- _Supplied material_:
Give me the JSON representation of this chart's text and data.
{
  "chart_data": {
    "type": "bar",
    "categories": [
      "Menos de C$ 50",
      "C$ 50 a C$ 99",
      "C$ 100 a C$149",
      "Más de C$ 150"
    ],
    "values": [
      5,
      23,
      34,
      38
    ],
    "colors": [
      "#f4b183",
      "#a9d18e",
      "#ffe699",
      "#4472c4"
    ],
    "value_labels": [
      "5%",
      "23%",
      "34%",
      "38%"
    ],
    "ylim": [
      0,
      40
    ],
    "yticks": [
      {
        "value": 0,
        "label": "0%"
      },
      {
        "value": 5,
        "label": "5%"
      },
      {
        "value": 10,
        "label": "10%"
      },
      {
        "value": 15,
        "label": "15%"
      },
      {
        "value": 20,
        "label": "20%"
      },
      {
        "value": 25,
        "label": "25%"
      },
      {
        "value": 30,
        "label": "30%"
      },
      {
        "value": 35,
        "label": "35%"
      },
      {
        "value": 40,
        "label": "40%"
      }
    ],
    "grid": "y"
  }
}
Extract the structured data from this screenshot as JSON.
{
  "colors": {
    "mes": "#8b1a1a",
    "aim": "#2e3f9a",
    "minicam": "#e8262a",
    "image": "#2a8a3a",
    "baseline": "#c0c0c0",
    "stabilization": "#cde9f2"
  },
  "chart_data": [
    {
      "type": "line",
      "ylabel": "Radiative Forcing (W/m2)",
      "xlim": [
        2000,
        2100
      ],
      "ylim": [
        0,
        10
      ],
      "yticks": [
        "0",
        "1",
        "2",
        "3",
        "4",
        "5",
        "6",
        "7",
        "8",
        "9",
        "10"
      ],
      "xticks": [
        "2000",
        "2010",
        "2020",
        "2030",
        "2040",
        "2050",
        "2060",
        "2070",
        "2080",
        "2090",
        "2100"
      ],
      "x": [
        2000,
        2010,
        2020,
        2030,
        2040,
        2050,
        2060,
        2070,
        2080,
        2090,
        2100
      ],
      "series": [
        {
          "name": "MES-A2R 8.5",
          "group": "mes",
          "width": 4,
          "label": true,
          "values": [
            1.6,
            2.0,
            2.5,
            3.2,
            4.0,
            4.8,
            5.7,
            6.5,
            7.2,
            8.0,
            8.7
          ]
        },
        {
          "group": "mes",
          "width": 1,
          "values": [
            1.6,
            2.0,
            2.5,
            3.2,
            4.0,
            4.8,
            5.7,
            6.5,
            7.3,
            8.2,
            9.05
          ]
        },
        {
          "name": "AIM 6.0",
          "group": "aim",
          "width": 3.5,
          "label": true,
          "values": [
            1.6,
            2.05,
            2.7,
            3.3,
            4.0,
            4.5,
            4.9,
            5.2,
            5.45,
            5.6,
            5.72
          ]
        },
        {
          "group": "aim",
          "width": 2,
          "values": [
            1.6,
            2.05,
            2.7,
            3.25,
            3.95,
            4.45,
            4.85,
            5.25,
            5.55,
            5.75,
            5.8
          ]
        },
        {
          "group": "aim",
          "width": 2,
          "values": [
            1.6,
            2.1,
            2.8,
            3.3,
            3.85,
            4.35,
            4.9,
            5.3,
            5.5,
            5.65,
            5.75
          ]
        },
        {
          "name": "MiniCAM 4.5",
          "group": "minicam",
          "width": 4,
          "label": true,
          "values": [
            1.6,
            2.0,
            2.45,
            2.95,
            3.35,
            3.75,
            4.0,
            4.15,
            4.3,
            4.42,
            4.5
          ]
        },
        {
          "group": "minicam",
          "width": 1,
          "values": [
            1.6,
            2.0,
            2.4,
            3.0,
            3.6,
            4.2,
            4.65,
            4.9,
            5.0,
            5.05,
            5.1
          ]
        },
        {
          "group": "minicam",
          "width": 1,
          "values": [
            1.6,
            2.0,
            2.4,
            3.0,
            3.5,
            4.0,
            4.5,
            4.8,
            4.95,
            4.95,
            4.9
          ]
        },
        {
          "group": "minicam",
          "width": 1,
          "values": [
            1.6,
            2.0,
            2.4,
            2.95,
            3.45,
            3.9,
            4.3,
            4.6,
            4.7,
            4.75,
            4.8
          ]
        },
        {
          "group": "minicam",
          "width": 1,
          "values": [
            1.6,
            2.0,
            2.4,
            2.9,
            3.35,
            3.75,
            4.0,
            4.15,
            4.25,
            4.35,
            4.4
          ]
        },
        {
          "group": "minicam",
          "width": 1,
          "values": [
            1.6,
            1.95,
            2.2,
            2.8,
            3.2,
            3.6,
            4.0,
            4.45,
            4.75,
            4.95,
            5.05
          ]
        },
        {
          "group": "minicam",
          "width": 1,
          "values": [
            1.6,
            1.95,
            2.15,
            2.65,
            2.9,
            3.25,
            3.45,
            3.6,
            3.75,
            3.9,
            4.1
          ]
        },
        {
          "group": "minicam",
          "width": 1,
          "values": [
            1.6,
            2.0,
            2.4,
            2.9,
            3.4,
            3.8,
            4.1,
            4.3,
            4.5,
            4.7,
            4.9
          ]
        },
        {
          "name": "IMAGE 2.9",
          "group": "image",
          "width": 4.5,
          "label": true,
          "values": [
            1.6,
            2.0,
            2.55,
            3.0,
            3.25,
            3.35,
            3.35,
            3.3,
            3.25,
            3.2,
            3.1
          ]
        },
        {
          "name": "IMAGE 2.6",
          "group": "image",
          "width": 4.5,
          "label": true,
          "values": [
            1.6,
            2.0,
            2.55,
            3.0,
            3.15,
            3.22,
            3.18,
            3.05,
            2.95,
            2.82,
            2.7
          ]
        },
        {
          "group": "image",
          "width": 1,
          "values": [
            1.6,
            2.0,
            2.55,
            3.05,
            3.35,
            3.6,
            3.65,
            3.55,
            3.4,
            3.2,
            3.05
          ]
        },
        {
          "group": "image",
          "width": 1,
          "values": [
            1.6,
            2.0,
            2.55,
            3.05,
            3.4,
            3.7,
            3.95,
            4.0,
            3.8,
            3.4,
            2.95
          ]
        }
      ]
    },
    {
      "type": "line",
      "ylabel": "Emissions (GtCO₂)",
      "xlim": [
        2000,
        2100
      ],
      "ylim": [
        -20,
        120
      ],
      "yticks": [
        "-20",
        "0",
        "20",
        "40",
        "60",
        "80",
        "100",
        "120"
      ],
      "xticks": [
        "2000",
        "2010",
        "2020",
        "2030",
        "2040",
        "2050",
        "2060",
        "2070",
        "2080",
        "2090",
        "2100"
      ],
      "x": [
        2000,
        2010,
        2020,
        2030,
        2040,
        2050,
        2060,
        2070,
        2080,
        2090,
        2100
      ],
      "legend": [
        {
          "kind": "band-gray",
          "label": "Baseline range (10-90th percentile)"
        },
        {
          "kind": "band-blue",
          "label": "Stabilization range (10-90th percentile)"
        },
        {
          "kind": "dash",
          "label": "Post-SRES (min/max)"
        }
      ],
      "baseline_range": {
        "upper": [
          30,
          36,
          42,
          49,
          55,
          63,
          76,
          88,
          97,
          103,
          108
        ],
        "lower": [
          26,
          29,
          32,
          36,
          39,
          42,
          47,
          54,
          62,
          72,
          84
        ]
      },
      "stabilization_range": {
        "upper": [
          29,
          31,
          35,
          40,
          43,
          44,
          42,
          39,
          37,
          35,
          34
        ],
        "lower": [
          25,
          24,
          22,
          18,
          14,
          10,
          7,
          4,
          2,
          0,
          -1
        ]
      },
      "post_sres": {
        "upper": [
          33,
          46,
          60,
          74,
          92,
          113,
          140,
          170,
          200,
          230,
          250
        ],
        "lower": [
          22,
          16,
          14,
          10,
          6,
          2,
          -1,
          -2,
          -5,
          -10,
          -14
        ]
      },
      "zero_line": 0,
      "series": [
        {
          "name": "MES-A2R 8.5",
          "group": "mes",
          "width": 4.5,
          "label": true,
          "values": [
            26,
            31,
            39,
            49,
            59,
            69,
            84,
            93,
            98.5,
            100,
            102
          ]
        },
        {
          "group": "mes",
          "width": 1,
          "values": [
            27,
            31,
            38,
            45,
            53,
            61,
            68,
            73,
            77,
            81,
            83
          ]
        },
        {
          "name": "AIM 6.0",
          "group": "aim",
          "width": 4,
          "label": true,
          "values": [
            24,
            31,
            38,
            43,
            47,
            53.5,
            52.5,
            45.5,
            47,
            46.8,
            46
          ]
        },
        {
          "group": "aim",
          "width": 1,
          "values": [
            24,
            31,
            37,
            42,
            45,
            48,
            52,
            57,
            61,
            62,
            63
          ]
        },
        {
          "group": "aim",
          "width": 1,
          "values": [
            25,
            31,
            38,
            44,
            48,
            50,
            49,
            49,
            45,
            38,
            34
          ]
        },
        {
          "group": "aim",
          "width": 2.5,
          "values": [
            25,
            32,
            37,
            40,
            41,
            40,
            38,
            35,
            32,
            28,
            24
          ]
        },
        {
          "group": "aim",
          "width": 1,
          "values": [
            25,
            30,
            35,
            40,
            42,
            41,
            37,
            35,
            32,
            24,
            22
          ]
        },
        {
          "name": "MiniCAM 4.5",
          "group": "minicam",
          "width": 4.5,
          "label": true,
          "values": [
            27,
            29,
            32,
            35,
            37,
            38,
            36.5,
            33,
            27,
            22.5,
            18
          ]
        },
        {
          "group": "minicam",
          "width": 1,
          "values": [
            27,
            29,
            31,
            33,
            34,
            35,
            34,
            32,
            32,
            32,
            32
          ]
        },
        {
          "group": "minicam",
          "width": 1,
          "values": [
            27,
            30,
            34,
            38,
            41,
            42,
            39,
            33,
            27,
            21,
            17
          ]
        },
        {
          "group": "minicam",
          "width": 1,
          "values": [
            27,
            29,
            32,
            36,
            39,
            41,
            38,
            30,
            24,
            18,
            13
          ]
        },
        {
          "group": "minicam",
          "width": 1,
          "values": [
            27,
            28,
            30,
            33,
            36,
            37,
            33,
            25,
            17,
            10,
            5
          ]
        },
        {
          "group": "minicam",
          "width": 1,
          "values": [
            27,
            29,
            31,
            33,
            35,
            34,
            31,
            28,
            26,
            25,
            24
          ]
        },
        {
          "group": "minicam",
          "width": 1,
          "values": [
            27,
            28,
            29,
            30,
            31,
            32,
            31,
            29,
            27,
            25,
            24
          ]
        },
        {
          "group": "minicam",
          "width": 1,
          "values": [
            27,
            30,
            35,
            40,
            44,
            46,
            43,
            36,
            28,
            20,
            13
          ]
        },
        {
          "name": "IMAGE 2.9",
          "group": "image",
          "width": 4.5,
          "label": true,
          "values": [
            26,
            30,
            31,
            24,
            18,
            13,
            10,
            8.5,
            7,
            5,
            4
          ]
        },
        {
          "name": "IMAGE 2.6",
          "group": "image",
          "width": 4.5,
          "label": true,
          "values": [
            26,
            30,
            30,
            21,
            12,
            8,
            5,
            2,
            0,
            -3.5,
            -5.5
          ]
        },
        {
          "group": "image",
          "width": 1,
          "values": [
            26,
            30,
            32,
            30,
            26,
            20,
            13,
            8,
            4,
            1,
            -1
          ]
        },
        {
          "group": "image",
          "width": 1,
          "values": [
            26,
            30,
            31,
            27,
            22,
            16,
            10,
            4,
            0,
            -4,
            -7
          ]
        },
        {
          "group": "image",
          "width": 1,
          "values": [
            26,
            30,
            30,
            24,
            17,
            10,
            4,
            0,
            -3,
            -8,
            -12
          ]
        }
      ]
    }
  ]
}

- _Stated goal_: Pick out, from the lines above, every one that contains the string "ylabel".

- _Response to this task_:
      "ylabel": "Radiative Forcing (W/m2)",
      "ylabel": "Emissions (GtCO₂)",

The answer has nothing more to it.